PROBLEM REQUIREMENTS — Rewrite the lines starting at the line containing "- view-button[interactable]: 보기: [266, 308, 298, 329]" and ending at the line containing "- status-time: 5:36: [267, 9, 296, 25]", renaming "search-input" to "search-field" and leaving everything else unchanged. Give only those lines.

[START DATASET ENTRIES]

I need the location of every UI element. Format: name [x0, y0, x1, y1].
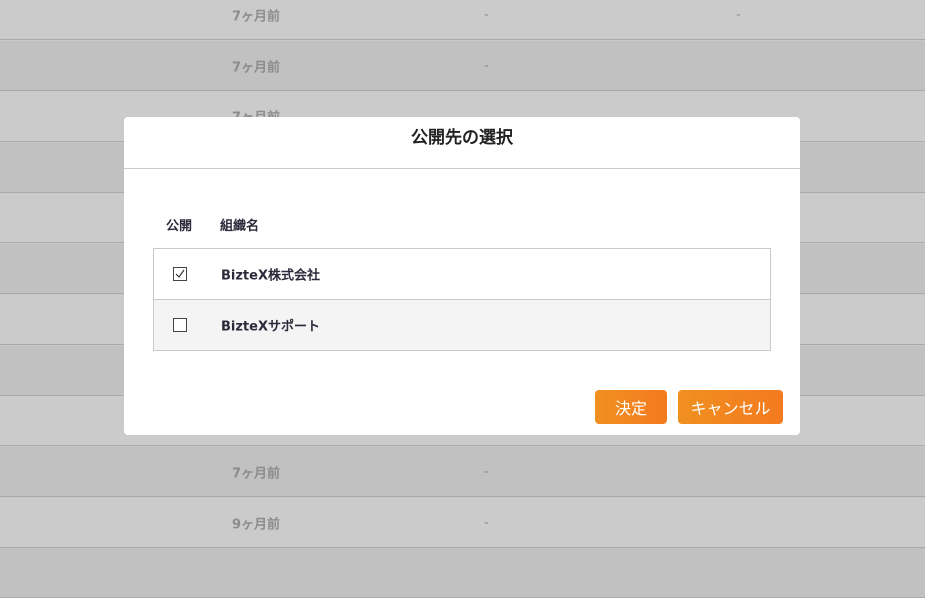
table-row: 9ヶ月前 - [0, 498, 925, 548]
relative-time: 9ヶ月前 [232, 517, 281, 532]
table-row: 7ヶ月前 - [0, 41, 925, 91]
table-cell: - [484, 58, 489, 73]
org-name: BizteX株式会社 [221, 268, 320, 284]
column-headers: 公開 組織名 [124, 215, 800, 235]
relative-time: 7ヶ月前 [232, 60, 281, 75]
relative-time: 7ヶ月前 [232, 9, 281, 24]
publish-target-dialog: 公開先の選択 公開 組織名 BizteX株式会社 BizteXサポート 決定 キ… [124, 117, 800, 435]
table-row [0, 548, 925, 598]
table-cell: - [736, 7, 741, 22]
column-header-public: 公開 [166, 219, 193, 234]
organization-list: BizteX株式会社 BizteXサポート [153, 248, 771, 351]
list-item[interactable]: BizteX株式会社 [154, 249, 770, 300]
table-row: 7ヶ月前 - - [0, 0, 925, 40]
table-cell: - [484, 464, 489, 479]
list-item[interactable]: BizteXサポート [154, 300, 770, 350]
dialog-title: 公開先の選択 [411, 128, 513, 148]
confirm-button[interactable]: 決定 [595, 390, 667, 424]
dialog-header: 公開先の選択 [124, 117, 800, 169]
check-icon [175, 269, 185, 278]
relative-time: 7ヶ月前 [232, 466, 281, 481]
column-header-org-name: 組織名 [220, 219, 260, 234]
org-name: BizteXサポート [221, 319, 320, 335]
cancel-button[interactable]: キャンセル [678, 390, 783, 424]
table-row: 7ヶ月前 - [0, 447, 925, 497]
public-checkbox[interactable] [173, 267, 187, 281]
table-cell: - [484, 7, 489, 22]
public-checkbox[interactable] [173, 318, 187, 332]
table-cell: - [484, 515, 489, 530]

[END DATASET ENTRIES]
[START DATASET ENTRIES]

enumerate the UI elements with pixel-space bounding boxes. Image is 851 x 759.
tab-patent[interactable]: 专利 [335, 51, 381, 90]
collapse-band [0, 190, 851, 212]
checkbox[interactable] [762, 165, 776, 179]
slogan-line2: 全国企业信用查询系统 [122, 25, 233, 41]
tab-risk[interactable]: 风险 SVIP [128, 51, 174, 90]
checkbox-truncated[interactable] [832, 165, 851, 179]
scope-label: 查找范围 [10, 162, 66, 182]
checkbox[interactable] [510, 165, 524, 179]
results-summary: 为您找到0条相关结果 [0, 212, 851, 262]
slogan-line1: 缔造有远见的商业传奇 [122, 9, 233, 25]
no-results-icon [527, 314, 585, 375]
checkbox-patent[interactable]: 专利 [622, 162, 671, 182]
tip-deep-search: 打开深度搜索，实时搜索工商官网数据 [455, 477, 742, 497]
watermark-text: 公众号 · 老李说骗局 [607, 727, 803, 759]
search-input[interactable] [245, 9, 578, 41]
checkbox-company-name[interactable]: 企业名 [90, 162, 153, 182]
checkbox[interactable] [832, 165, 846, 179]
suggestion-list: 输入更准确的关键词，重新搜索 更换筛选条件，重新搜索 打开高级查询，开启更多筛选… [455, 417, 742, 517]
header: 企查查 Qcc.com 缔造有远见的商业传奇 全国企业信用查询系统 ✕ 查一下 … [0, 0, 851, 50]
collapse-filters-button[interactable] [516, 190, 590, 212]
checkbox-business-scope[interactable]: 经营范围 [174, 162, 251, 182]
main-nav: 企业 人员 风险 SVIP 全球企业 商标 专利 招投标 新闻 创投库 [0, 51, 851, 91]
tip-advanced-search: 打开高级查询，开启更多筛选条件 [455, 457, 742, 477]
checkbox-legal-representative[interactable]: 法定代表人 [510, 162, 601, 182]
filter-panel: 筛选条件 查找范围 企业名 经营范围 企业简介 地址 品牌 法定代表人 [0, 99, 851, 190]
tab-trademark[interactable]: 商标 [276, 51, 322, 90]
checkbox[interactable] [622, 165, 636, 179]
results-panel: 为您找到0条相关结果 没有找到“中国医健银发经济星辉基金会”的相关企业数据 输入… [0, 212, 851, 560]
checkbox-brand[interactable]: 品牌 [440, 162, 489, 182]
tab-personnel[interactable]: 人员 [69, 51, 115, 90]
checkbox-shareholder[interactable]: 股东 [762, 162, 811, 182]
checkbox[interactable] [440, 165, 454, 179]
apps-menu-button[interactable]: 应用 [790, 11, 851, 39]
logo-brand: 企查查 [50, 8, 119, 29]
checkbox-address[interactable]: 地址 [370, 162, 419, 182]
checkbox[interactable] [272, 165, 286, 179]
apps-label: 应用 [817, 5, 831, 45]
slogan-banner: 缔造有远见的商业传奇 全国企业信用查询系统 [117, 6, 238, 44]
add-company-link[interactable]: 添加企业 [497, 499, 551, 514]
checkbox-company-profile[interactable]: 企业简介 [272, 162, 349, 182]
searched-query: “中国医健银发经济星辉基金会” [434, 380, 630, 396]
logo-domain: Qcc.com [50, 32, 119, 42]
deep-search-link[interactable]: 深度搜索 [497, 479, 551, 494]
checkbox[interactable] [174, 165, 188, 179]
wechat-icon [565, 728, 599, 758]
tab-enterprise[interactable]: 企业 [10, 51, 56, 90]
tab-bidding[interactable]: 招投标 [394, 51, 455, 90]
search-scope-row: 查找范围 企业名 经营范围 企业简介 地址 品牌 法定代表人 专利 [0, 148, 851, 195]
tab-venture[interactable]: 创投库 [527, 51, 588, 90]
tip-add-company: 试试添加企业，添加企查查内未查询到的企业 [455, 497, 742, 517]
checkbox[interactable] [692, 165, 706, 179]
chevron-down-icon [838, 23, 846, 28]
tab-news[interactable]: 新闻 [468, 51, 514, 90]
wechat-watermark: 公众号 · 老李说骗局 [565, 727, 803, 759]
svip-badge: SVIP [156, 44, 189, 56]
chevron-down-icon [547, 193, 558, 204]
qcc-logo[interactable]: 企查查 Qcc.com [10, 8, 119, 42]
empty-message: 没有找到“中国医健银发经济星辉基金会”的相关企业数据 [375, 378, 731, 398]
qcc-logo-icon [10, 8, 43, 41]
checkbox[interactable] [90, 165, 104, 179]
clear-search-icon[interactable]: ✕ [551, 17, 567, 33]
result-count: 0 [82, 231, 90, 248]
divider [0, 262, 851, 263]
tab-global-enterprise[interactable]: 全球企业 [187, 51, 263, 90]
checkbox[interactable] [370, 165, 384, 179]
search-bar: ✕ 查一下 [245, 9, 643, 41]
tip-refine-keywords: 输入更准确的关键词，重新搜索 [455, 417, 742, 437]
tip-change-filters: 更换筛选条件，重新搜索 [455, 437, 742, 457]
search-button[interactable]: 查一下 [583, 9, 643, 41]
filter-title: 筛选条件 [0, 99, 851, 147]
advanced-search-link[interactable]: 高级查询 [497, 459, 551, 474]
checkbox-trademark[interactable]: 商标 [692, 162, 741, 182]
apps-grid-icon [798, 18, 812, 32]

[END DATASET ENTRIES]
[START DATASET ENTRIES]

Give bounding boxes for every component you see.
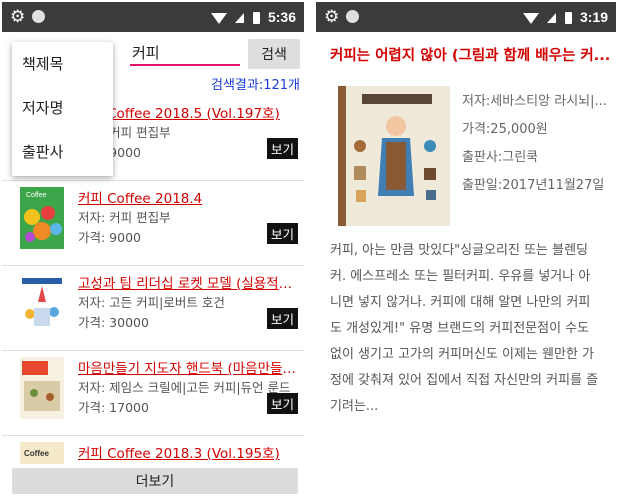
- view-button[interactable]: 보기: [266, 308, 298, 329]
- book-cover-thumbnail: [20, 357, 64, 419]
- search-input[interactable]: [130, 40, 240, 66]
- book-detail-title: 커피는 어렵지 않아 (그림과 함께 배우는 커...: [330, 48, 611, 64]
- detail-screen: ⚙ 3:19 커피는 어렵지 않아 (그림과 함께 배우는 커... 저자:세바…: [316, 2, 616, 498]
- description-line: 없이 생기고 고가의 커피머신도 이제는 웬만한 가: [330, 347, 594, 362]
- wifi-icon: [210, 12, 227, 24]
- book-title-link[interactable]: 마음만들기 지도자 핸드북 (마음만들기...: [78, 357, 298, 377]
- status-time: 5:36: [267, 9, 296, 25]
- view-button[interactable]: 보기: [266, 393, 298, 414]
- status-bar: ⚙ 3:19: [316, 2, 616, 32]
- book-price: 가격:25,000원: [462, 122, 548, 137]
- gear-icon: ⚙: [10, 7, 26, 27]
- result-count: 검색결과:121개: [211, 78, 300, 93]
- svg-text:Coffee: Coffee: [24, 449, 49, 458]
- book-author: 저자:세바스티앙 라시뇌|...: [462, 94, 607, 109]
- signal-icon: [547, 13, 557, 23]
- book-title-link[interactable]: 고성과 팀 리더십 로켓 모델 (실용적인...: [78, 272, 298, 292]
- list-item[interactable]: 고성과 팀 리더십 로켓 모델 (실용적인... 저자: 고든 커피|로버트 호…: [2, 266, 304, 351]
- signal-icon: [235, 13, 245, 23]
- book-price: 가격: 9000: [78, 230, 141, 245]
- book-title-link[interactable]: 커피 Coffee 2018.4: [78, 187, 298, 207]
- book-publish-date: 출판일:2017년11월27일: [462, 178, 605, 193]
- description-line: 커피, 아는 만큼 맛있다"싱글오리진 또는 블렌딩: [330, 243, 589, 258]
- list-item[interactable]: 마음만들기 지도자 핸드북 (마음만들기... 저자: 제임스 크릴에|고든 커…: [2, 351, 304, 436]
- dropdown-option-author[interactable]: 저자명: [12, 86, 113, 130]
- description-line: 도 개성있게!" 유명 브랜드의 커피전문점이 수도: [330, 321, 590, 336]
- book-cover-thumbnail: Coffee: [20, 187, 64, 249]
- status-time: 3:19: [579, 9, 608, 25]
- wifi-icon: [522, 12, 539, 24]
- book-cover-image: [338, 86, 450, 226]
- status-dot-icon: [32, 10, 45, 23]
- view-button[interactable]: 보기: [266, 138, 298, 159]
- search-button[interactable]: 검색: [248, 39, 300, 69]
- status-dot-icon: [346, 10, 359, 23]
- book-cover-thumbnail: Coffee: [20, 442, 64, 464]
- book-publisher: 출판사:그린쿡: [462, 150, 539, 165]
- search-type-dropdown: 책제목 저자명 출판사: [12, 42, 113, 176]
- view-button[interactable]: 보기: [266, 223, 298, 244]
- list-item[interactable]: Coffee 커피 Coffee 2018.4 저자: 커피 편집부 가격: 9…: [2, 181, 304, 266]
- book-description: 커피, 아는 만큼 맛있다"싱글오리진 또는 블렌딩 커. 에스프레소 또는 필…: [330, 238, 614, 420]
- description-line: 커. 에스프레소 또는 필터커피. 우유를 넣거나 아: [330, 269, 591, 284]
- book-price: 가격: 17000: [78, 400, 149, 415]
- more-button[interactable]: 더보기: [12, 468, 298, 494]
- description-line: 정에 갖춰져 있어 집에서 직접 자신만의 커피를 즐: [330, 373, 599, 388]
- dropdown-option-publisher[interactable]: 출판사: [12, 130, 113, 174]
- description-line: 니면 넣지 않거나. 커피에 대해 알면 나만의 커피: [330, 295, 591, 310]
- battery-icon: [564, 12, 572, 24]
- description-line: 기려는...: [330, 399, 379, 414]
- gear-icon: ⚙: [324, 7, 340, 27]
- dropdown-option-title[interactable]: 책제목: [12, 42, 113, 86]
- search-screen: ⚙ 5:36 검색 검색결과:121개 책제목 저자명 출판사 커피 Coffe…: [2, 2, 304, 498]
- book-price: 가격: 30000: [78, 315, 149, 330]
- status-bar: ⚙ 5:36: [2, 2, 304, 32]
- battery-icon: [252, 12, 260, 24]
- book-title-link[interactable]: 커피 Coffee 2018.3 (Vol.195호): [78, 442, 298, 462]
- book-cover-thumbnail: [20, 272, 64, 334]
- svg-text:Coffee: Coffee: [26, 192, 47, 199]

[END DATASET ENTRIES]

OUTPUT OF THE TASK —
- view-button[interactable]: 보기: [266, 308, 298, 329]
- book-cover-thumbnail: [20, 357, 64, 419]
- search-field[interactable]: [130, 40, 240, 66]
- book-detail-title: 커피는 어렵지 않아 (그림과 함께 배우는 커...: [330, 48, 611, 64]
- detail-screen: ⚙ 3:19 커피는 어렵지 않아 (그림과 함께 배우는 커... 저자:세바…: [316, 2, 616, 498]
- description-line: 없이 생기고 고가의 커피머신도 이제는 웬만한 가: [330, 347, 594, 362]
- wifi-icon: [210, 12, 227, 24]
- book-title-link[interactable]: 마음만들기 지도자 핸드북 (마음만들기...: [78, 357, 298, 377]
- status-time: 5:36: [267, 9, 296, 25]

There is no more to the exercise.